Brief:
Write out all of the data without omission, exactly as shown.
::::
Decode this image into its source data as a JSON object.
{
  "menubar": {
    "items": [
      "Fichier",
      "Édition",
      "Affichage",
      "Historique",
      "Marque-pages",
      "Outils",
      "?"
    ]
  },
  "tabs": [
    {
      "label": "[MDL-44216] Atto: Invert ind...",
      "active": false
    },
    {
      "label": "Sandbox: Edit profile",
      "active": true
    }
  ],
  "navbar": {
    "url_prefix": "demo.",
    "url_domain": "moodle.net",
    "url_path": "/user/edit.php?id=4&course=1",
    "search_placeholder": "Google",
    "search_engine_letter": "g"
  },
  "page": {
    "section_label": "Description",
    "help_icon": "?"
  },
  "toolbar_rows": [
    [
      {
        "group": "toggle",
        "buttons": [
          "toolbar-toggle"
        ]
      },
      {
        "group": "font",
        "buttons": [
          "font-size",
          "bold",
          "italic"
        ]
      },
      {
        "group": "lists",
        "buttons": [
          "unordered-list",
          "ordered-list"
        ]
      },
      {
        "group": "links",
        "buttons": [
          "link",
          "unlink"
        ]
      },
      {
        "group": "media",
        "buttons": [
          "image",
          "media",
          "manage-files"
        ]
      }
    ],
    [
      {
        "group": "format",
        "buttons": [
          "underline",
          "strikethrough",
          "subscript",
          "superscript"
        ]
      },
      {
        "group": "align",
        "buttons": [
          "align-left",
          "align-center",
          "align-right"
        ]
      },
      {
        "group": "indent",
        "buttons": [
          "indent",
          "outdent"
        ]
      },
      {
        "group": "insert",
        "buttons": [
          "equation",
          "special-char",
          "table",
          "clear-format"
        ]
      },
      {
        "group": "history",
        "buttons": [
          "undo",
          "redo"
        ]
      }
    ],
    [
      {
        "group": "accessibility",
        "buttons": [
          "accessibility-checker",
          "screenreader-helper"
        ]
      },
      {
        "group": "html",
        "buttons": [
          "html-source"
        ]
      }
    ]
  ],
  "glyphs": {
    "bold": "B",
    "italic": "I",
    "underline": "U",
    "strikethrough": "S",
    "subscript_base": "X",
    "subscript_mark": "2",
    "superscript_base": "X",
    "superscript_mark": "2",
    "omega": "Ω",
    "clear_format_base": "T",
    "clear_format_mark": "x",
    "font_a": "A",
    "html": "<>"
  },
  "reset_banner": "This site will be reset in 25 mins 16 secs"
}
::::
Reply to the exercise:
Decode this image into its source data as a JSON object.
{
  "menubar": {
    "items": [
      "Fichier",
      "Édition",
      "Affichage",
      "Historique",
      "Marque-pages",
      "Outils",
      "?"
    ]
  },
  "tabs": [
    {
      "label": "[MDL-44216] Atto: Invert ind...",
      "active": false
    },
    {
      "label": "Sandbox: Edit profile",
      "active": true
    }
  ],
  "navbar": {
    "url_prefix": "demo.",
    "url_domain": "moodle.net",
    "url_path": "/user/edit.php?id=4&course=1",
    "search_placeholder": "Google",
    "search_engine_letter": "g"
  },
  "page": {
    "section_label": "Description",
    "help_icon": "?"
  },
  "toolbar_rows": [
    [
      {
        "group": "toggle",
        "buttons": [
          "toolbar-toggle"
        ]
      },
      {
        "group": "font",
        "buttons": [
          "font-size",
          "bold",
          "italic"
        ]
      },
      {
        "group": "lists",
        "buttons": [
          "unordered-list",
          "ordered-list"
        ]
      },
      {
        "group": "links",
        "buttons": [
          "link",
          "unlink"
        ]
      },
      {
        "group": "media",
        "buttons": [
          "image",
          "media",
          "manage-files"
        ]
      }
    ],
    [
      {
        "group": "format",
        "buttons": [
          "underline",
          "strikethrough",
          "subscript",
          "superscript"
        ]
      },
      {
        "group": "align",
        "buttons": [
          "align-left",
          "align-center",
          "align-right"
        ]
      },
      {
        "group": "indent",
        "buttons": [
          "indent",
          "outdent"
        ]
      },
      {
        "group": "insert",
        "buttons": [
          "equation",
          "special-char",
          "table",
          "clear-format"
        ]
      },
      {
        "group": "history",
        "buttons": [
          "undo",
          "redo"
        ]
      }
    ],
    [
      {
        "group": "accessibility",
        "buttons": [
          "accessibility-checker",
          "screenreader-helper"
        ]
      },
      {
        "group": "html",
        "buttons": [
          "html-source"
        ]
      }
    ]
  ],
  "glyphs": {
    "bold": "B",
    "italic": "I",
    "underline": "U",
    "strikethrough": "S",
    "subscript_base": "X",
    "subscript_mark": "2",
    "superscript_base": "X",
    "superscript_mark": "2",
    "omega": "Ω",
    "clear_format_base": "T",
    "clear_format_mark": "x",
    "font_a": "A",
    "html": "<>"
  },
  "reset_banner": "This site will be reset in 25 mins 16 secs"
}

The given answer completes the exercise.